--- Exercise ---
How many of the rows below contain the string "line"? Tally them and give only the number.

--- Input for this task ---
****
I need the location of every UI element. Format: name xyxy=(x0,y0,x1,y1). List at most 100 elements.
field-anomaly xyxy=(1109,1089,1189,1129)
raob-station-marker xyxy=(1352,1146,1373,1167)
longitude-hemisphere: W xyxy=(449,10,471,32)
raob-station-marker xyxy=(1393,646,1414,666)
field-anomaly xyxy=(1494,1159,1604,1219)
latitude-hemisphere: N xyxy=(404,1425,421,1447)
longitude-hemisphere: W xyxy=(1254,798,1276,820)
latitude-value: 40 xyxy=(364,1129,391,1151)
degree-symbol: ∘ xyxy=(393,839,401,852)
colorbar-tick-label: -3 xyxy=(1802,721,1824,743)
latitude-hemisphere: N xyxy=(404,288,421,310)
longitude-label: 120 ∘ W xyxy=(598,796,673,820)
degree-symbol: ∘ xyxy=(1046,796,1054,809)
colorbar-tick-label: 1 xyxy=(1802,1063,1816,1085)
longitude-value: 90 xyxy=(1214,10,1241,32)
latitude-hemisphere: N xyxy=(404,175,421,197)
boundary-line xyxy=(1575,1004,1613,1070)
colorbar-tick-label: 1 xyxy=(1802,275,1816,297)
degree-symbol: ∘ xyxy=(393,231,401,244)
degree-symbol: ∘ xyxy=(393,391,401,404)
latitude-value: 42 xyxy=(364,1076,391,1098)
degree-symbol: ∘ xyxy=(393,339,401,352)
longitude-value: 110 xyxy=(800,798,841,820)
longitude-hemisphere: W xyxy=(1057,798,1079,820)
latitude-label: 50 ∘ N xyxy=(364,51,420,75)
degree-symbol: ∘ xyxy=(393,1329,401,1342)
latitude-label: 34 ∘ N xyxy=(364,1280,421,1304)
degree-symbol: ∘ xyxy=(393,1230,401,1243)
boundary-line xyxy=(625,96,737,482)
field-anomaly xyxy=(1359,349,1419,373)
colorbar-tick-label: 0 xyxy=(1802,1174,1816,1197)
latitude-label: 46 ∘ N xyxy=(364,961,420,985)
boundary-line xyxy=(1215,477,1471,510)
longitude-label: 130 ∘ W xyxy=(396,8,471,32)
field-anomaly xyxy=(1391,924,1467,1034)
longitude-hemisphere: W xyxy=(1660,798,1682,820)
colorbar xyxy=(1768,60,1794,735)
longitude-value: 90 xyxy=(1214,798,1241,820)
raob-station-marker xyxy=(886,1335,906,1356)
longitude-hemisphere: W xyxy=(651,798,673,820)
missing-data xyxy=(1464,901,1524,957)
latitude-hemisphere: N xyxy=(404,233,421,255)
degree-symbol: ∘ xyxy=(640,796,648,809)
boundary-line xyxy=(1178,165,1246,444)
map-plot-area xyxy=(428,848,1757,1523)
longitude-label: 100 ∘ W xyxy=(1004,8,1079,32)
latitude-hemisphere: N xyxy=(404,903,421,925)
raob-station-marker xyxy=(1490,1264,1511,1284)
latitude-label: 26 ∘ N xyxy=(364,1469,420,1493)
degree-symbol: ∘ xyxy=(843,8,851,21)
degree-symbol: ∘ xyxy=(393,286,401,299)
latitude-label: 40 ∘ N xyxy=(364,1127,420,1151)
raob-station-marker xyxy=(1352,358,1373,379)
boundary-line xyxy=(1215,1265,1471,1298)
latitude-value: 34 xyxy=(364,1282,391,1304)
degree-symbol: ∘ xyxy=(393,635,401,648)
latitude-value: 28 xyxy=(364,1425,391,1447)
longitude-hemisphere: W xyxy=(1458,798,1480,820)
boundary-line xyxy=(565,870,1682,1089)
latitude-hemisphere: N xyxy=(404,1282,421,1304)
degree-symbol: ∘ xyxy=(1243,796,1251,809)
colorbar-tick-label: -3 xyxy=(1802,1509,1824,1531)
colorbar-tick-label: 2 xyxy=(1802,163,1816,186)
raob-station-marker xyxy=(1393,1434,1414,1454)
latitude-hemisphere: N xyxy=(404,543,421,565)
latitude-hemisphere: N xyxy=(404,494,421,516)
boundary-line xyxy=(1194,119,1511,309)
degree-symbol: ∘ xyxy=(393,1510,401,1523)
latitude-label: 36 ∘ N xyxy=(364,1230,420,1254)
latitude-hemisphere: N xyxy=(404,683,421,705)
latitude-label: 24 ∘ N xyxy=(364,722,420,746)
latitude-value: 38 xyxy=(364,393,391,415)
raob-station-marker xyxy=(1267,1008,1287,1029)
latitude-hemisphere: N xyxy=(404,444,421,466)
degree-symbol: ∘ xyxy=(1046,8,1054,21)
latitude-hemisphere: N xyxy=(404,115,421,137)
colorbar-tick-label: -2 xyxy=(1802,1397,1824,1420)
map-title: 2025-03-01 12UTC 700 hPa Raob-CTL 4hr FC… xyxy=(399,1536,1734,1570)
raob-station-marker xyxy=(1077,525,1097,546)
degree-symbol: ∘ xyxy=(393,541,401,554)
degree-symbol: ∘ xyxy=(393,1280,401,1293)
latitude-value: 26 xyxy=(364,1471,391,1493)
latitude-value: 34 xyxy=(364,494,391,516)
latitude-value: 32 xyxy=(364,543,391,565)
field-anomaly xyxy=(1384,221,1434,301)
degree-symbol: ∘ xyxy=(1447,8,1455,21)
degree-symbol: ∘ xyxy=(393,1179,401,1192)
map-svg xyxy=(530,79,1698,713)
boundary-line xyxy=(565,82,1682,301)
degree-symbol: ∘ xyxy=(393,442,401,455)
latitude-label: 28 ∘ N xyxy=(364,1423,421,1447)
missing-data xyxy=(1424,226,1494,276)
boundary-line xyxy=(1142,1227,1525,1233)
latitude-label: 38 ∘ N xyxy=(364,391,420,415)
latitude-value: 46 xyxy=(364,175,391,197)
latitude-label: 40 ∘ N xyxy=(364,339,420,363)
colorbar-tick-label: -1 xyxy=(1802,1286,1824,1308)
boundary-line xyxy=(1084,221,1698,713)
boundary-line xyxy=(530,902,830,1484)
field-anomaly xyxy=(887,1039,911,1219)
****
--- Solution to this problem ---
11